• _Die Aufgaben_
1. Welche beiden Unternehmen sollen laut dem Text über die Münchhausenpreis-Kandidaten nach SCOs Vorstellungen bluten?
2. Führen Sie den Text über die Münchhausenpreis-Kandidaten im selben Ton nach seinem letzten Satz fort.

• _Textauszug_
Als Hilfe nenne ich Ihnen meine heißesten Kandidaten, die mir durch ihr ausgeprägtes Abstrusitätspotenzial Münchhausenpreis-würdig erscheinen. Da wären die Ränkespiele in einem eingetragenen Linux-Lobbyverein (siehe Seite 14). Dessen Vorsitzender tritt friedlich im Januar von seinem Amt zurück und wird plötzlich im März mit solider Mehrheit wieder gewählt, woraufhin der Rest des Vorstands mordio! schreit und den Bettel hinschmeißt. Gibt es diesen "Linux-Verband" wirklich oder haben unsere Redakteure nur die Lokalmeldung über einen Kleintierzüchterverein frech umgeschrieben?
Für das nächste April-April-Ereignis muss man drei Gänge hochschalten, zum SCO-Bericht auf Seite 19: Er dokumentiert das Teilstück des Amoklaufs einer vergleichsweise kleinen, defizitären Firma gegen den Rest der Welt. Aktuell sollen nämlich der US-Autoteile-Händler Autozone und Daimler Crysler nach SCOs Vorstellungen bluten - der eine wegen angeblicher Copyright-Verletzung, der andere wegen Lizenzvertragsbruchs.

• _Gegebene Einträge_
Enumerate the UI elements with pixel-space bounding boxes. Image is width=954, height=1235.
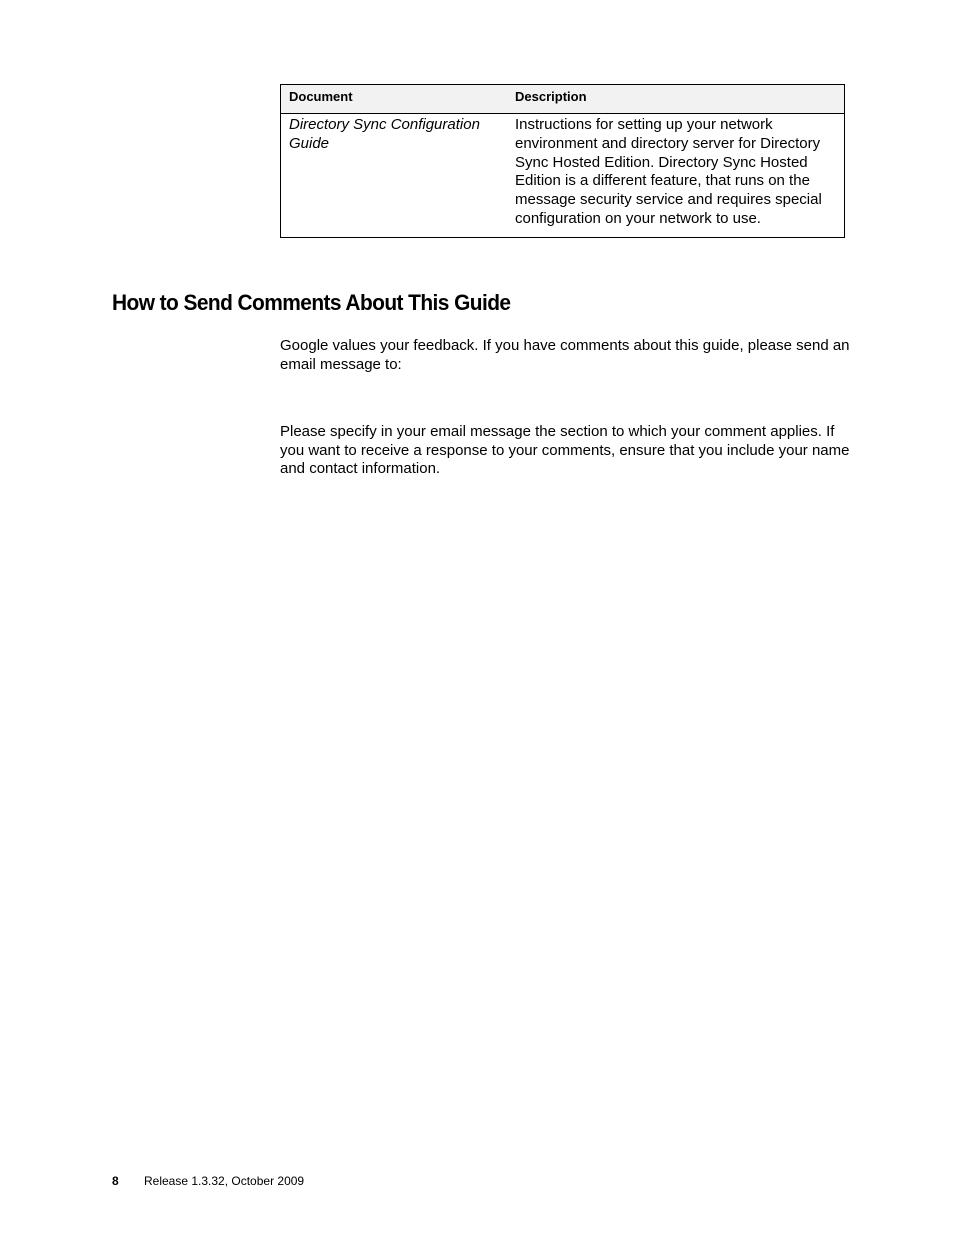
---
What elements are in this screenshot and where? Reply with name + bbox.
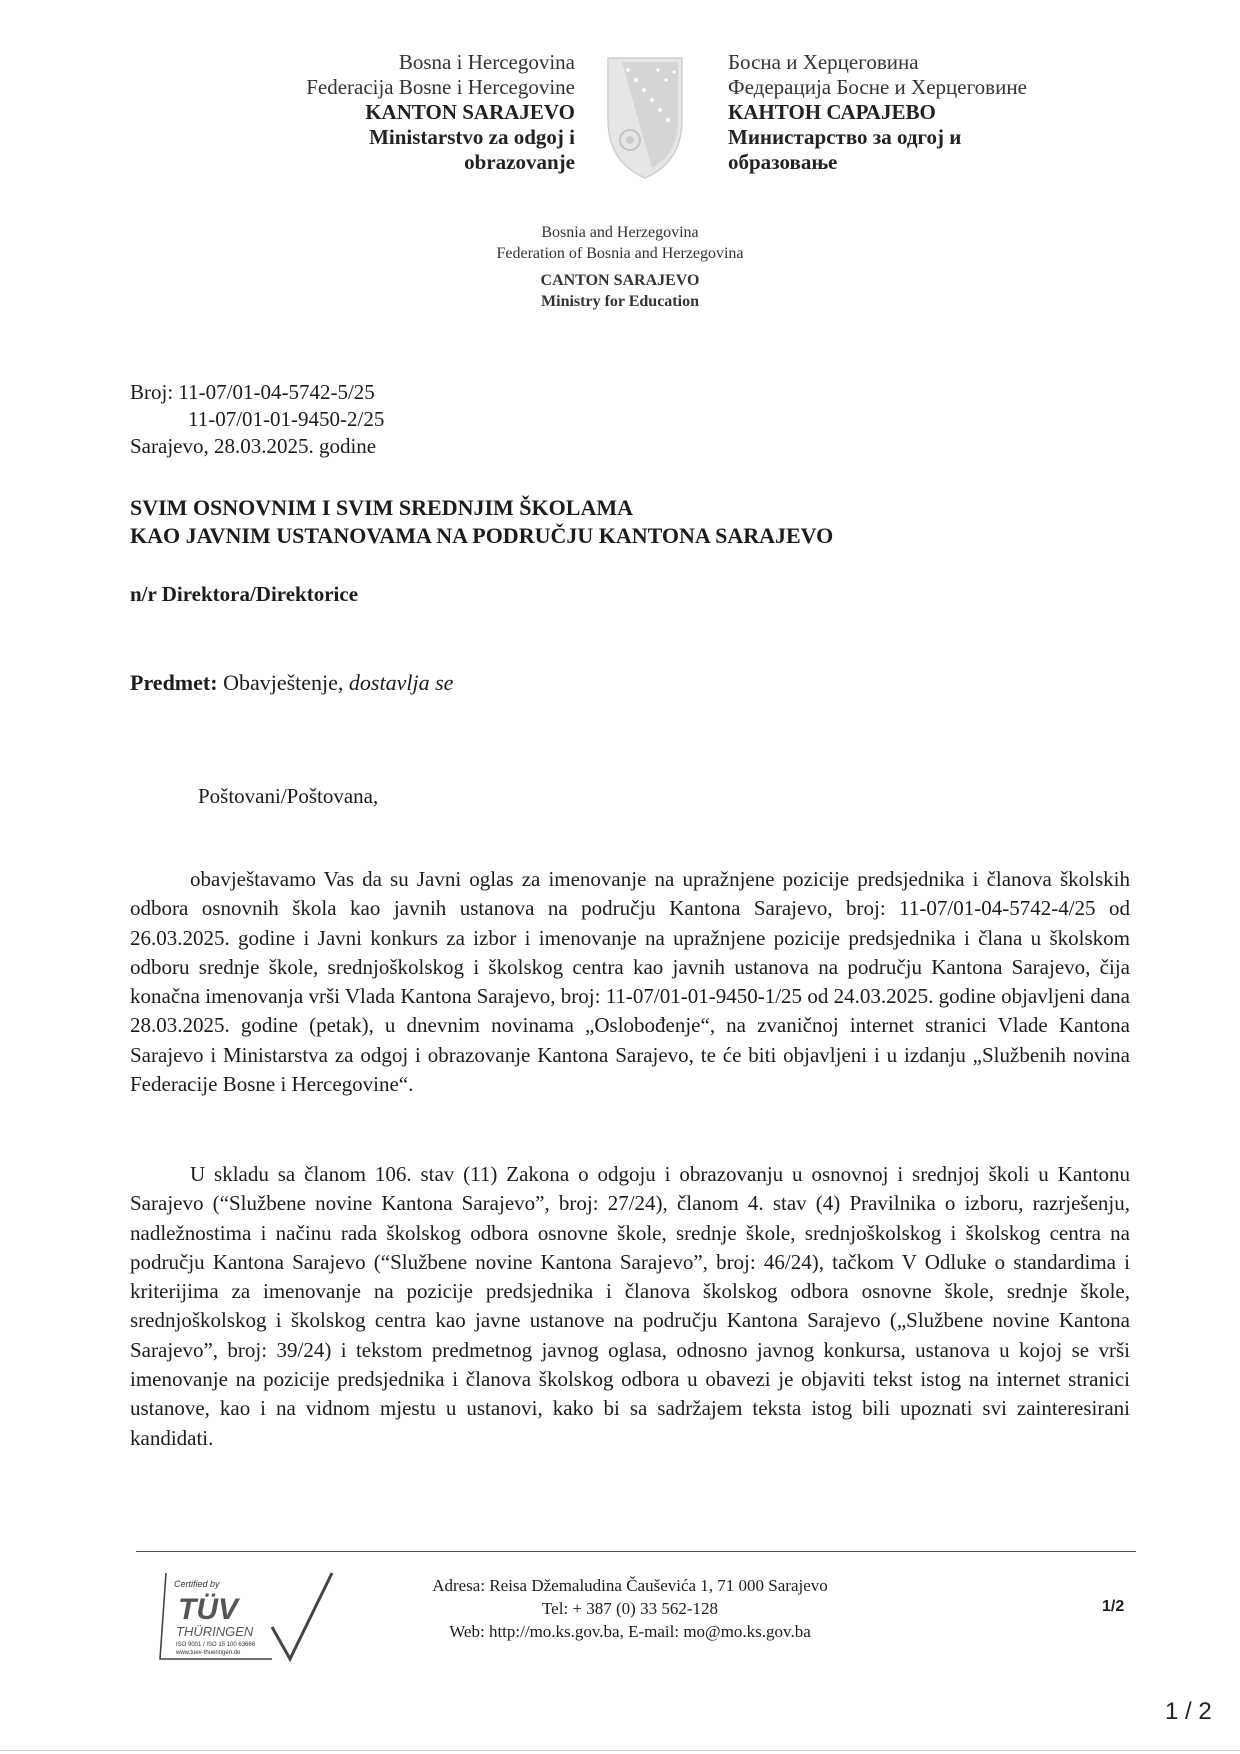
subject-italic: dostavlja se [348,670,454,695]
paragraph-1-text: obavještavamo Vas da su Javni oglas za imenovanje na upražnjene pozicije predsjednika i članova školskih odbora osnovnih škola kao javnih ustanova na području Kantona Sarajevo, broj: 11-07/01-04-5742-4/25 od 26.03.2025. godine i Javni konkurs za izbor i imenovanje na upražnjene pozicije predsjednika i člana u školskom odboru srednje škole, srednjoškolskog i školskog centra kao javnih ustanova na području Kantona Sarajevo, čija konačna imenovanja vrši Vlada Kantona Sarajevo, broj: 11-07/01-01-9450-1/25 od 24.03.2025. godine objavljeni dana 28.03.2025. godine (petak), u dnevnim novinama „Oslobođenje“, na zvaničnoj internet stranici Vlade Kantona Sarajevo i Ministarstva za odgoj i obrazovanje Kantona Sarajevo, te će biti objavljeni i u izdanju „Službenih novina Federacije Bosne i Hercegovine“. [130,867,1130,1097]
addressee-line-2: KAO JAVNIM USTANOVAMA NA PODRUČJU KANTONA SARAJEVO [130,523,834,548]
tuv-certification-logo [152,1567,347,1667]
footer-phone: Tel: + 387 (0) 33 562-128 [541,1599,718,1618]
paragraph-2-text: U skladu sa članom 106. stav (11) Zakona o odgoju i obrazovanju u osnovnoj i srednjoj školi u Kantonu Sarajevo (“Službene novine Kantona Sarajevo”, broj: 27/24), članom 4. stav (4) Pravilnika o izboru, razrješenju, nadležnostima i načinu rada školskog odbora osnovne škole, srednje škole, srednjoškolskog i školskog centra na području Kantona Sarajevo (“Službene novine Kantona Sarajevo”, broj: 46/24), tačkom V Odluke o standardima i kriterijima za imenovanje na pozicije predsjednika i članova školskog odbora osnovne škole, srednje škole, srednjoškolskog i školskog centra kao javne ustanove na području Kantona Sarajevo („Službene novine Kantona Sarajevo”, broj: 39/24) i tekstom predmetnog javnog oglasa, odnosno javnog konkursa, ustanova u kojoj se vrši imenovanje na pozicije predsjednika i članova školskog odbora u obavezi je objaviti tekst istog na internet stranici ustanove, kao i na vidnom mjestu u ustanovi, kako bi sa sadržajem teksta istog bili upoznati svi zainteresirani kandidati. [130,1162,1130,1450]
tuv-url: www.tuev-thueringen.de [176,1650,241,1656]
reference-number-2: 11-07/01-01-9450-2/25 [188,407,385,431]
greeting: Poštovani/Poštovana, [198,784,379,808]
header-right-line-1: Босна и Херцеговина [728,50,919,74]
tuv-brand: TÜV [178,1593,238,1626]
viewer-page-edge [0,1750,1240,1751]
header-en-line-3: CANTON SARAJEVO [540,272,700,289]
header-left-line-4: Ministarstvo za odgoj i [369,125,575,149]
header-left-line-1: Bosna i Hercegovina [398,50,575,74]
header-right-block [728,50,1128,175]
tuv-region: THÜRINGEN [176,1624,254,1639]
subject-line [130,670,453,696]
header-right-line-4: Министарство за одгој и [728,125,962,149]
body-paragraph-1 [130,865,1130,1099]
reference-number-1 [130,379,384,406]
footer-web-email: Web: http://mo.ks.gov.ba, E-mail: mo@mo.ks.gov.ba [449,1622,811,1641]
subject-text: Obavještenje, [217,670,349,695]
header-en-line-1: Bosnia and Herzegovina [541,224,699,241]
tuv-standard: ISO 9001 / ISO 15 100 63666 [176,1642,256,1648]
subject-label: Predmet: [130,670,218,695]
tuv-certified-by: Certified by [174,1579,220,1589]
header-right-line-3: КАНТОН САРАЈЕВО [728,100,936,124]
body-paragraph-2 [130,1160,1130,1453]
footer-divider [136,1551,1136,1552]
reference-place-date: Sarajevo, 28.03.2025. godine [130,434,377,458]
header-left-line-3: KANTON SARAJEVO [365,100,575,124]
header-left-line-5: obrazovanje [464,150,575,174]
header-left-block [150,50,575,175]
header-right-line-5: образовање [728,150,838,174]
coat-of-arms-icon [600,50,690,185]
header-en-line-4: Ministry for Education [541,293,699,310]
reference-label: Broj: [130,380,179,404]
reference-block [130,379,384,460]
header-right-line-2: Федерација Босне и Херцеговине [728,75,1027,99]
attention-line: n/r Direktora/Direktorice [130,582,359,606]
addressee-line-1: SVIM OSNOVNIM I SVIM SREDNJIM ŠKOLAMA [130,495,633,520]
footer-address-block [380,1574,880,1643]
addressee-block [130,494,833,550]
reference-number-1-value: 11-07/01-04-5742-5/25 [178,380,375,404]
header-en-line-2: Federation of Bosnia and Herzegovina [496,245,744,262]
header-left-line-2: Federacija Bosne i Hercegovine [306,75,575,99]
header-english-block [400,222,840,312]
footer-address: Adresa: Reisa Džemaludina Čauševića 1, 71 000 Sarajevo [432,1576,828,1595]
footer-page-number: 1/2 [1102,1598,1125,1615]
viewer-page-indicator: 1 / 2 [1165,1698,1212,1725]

• _Antworten_
1. Der US-Autoteile-Händler Autozone und Daimler Crysler.

2.
Dass beide Verfahren vor dem Abschluss der Auseinandersetzungen mit IBM und Novell zu Ende verhandelt werden können, glaubt wohl nicht mal SCO-Boss Darl McBright. Der hat sich - kein Scherz oder doch? - zwischenzeitlich eine Wumme zugelegt und checkt in Hotels unter falschem Namen ein, da er um sein Leben fürchtet. Die Killer vermutet er in der Linux-Community. Der smarte Sohn eines Cowboys vergleicht SCOs Kampf mit dem seiner Jugendzeit gegen Viehdiebe. Die muss es damals wohl reichlich gegeben haben. Denn McBright lässt sich mit der Ankündigung zitieren, dass Millionen von Linux-Anwendern mit einer Klage zu rechnen hätten. Fühlen Sie sich schon gut in den April geschickt? Wenn nicht, ich habe noch die Anzeige auf Seite 37 als "Ass des Monats" im Ärmel.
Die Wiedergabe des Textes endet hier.